◆ Page text ◆

***

Because I Love My Dogs

I’m often asked two things about my work.  The first is why I study human relations with other species, and the second is how I cope with all the research into human-animal abuse I do.

In terms of the first question: I’m a sociologist which means, broadly speaking, I study society.  Most people think this equates to human society as our anthropocentric worldview dictates that we are of central importance and that ‘the social’ equates to ‘the human’ and ‘the natural’ means everything else, including other species.  I take a different view.  To me, humans and animals share this world and animals are, in one form or another, an integral part of our societies.  To speak of differences between the social and the natural is to preserve taken for granted, illogical, binaries that do not exist.  We humans and other species might not share this world equally but we do share it.  This means they have as much right as we do to live in this world.  That’s part of why I study our relations with other animals.

***

◆ Short problem 1 ◆
Reproduce the listing word for word, everything from its first line down to the line containing "category-label: (NH4)2HPO4 —", with both of those lines included.

***

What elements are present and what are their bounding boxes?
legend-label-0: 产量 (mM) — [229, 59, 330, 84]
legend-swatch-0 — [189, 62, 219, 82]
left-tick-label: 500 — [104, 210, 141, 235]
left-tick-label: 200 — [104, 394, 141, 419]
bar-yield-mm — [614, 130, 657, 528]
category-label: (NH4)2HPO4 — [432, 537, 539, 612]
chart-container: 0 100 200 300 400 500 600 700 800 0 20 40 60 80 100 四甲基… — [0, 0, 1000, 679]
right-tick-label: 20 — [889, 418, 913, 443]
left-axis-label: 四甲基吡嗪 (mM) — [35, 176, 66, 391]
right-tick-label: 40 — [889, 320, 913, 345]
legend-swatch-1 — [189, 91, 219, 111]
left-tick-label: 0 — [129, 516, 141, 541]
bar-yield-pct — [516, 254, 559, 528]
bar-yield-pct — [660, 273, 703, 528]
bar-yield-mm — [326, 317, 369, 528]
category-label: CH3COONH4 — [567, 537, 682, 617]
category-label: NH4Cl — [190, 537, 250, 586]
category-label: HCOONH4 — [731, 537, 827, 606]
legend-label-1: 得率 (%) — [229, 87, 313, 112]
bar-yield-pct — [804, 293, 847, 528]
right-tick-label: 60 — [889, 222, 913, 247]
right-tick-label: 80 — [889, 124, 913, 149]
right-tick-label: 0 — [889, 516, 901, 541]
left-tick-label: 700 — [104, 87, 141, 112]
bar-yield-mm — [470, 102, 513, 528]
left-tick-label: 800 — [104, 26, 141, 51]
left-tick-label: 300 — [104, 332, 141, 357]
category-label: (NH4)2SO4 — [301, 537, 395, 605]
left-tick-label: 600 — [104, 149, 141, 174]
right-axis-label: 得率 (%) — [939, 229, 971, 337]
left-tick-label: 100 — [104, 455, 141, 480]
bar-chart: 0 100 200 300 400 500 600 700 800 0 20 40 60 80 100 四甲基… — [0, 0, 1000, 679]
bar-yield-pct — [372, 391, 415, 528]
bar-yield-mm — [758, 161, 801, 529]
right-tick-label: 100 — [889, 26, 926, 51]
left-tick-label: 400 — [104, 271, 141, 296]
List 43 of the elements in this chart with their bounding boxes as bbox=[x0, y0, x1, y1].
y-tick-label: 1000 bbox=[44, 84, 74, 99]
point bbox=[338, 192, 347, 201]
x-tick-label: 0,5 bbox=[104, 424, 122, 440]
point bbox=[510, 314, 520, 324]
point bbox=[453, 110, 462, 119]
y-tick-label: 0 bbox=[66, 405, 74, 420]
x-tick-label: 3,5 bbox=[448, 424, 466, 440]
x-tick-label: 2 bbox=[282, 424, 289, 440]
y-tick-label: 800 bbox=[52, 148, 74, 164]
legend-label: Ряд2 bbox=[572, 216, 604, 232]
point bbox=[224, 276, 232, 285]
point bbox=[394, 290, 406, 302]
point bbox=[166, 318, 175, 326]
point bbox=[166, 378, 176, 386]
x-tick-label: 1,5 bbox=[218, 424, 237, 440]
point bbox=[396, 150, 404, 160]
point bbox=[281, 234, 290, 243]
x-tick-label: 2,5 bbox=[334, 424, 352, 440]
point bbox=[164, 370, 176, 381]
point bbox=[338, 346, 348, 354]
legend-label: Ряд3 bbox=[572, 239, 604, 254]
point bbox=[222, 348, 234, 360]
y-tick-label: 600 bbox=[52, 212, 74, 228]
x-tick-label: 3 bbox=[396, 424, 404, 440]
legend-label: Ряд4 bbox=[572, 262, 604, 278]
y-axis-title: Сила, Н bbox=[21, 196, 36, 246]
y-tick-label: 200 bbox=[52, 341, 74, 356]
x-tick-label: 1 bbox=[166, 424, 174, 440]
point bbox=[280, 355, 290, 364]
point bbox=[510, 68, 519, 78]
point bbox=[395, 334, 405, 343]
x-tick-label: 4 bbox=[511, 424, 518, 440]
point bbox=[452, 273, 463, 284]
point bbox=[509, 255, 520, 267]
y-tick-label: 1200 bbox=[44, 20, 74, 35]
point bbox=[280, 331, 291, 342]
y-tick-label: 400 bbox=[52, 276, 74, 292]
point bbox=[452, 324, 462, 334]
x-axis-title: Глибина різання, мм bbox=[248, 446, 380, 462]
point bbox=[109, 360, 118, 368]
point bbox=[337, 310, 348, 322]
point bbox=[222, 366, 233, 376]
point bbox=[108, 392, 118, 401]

***

◆ Short problem 2 ◆
For the piece on studying human relations with other species, say whether each statement agrees with it, answering yes or no and quoting the deciding words. (a) The writer is a sociologist. (b) The writer holds that humans and other species share the world equally. (c) The writer accepts a divide between the social and the natural.

◆ Worked solution 1 ◆
What elements are present and what are their bounding boxes?
legend-label-0: 产量 (mM) — [229, 59, 330, 84]
legend-swatch-0 — [189, 62, 219, 82]
left-tick-label: 500 — [104, 210, 141, 235]
left-tick-label: 200 — [104, 394, 141, 419]
bar-yield-mm — [614, 130, 657, 528]
category-label: (NH4)2HPO4 — [432, 537, 539, 612]

◆ Worked solution 2 ◆
(a) Yes: "I’m a sociologist which means, broadly speaking, I study society."
(b) No: "We humans and other species might not share this world equally but we do share it."
(c) No: "To speak of differences between the social and the natural is to preserve taken for granted, illogical, binaries that do not exist."